» DIRECTIONS:
Copy every line that contains the string "name" from the entries below.
* start STORED ROWS *
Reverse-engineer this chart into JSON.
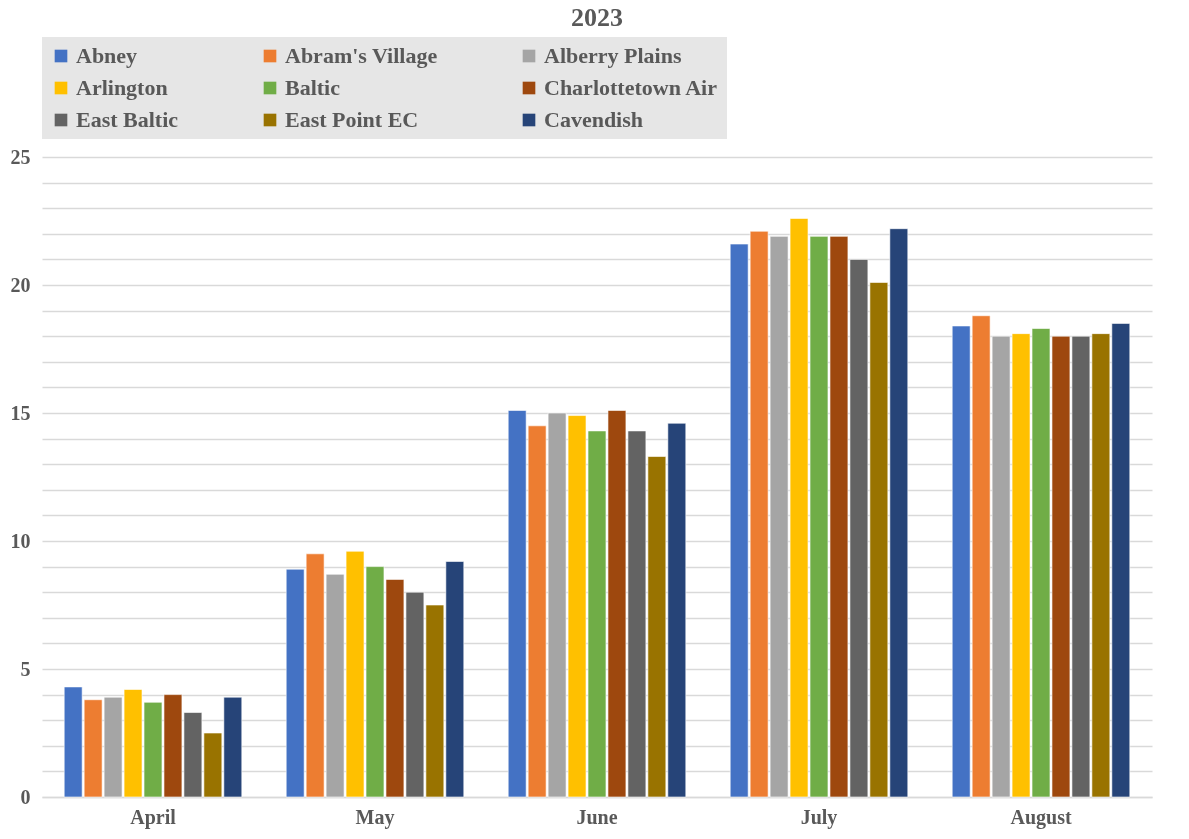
{
  "chart_data": {
    "type": "bar",
    "title": "2023",
    "categories": [
      "April",
      "May",
      "June",
      "July",
      "August"
    ],
    "series": [
      {
        "name": "Abney",
        "color": "#4472c4",
        "values": [
          4.3,
          8.9,
          15.1,
          21.6,
          18.4
        ]
      },
      {
        "name": "Abram's Village",
        "color": "#ed7d31",
        "values": [
          3.8,
          9.5,
          14.5,
          22.1,
          18.8
        ]
      },
      {
        "name": "Alberry Plains",
        "color": "#a5a5a5",
        "values": [
          3.9,
          8.7,
          15.0,
          21.9,
          18.0
        ]
      },
      {
        "name": "Arlington",
        "color": "#ffc000",
        "values": [
          4.2,
          9.6,
          14.9,
          22.6,
          18.1
        ]
      },
      {
        "name": "Baltic",
        "color": "#70ad47",
        "values": [
          3.7,
          9.0,
          14.3,
          21.9,
          18.3
        ]
      },
      {
        "name": "Charlottetown Air",
        "color": "#9e480e",
        "values": [
          4.0,
          8.5,
          15.1,
          21.9,
          18.0
        ]
      },
      {
        "name": "East Baltic",
        "color": "#636363",
        "values": [
          3.3,
          8.0,
          14.3,
          21.0,
          18.0
        ]
      },
      {
        "name": "East Point EC",
        "color": "#997300",
        "values": [
          2.5,
          7.5,
          13.3,
          20.1,
          18.1
        ]
      },
      {
        "name": "Cavendish",
        "color": "#264478",
        "values": [
          3.9,
          9.2,
          14.6,
          22.2,
          18.5
        ]
      }
    ],
    "ylim": [
      0,
      25
    ],
    "yticks": [
      0,
      {
        "value": 1,
        "label": null
      },
      {
        "value": 2,
        "label": null
      },
      {
        "value": 3,
        "label": null
      },
      {
        "value": 4,
        "label": null
      },
      5,
      {
        "value": 6,
        "label": null
      },
      {
        "value": 7,
        "label": null
      },
      {
        "value": 8,
        "label": null
      },
      {
        "value": 9,
        "label": null
      },
      10,
      {
        "value": 11,
        "label": null
      },
      {
        "value": 12,
        "label": null
      },
      {
        "value": 13,
        "label": null
      },
      {
        "value": 14,
        "label": null
      },
      15,
      {
        "value": 16,
        "label": null
      },
      {
        "value": 17,
        "label": null
      },
      {
        "value": 18,
        "label": null
      },
      {
        "value": 19,
        "label": null
      },
      20,
      {
        "value": 21,
        "label": null
      },
      {
        "value": 22,
        "label": null
      },
      {
        "value": 23,
        "label": null
      },
      {
        "value": 24,
        "label": null
      },
      25
    ],
    "grid": true,
    "legend": "top"
  }
}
* end STORED ROWS *
» RESULT OF THE TASK:
        "name": "Abney",
        "name": "Abram's Village",
        "name": "Alberry Plains",
        "name": "Arlington",
        "name": "Baltic",
        "name": "Charlottetown Air",
        "name": "East Baltic",
        "name": "East Point EC",
        "name": "Cavendish",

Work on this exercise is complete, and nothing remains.